## DATASET EXTRACT
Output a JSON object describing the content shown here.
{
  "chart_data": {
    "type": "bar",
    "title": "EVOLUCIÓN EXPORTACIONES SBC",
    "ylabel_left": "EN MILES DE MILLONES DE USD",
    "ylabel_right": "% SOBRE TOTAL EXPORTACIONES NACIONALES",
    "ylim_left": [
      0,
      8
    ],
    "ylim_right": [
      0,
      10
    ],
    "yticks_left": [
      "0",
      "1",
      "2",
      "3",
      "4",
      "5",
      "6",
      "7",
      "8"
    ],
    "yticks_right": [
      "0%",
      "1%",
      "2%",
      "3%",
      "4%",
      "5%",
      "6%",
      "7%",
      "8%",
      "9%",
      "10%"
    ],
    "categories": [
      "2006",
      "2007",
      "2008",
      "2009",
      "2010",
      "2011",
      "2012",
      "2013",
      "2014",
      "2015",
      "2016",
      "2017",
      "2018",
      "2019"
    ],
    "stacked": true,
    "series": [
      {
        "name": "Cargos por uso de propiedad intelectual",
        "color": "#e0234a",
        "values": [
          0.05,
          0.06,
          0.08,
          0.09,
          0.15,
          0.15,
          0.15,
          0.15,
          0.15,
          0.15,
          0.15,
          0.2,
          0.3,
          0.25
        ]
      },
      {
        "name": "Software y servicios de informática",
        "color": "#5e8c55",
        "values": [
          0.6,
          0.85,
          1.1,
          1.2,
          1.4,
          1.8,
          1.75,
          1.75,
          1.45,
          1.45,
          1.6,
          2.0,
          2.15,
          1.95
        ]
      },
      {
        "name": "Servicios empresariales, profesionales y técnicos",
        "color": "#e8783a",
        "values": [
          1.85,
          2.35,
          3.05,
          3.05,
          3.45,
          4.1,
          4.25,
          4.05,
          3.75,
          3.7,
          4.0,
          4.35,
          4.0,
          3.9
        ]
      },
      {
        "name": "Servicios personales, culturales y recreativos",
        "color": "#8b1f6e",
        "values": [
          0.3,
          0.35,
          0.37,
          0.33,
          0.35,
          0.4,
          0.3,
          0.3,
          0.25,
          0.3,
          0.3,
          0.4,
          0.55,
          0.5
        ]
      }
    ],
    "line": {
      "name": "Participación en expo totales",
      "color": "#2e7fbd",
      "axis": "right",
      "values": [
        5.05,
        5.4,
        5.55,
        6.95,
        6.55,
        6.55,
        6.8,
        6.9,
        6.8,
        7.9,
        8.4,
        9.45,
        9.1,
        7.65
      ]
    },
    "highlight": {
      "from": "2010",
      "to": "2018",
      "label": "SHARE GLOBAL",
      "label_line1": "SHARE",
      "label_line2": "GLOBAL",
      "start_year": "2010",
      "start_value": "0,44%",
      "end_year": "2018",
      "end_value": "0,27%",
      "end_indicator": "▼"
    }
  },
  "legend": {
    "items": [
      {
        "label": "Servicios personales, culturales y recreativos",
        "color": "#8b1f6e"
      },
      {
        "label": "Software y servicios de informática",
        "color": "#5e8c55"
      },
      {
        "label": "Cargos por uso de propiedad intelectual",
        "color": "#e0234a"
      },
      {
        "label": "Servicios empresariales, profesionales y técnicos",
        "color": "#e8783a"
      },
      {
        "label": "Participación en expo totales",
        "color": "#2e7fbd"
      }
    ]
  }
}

## OBJECTIVE
Spot every line that holds "personales" and copy it.

## RESULT BELOW
        "name": "Servicios personales, culturales y recreativos",
        "label": "Servicios personales, culturales y recreativos",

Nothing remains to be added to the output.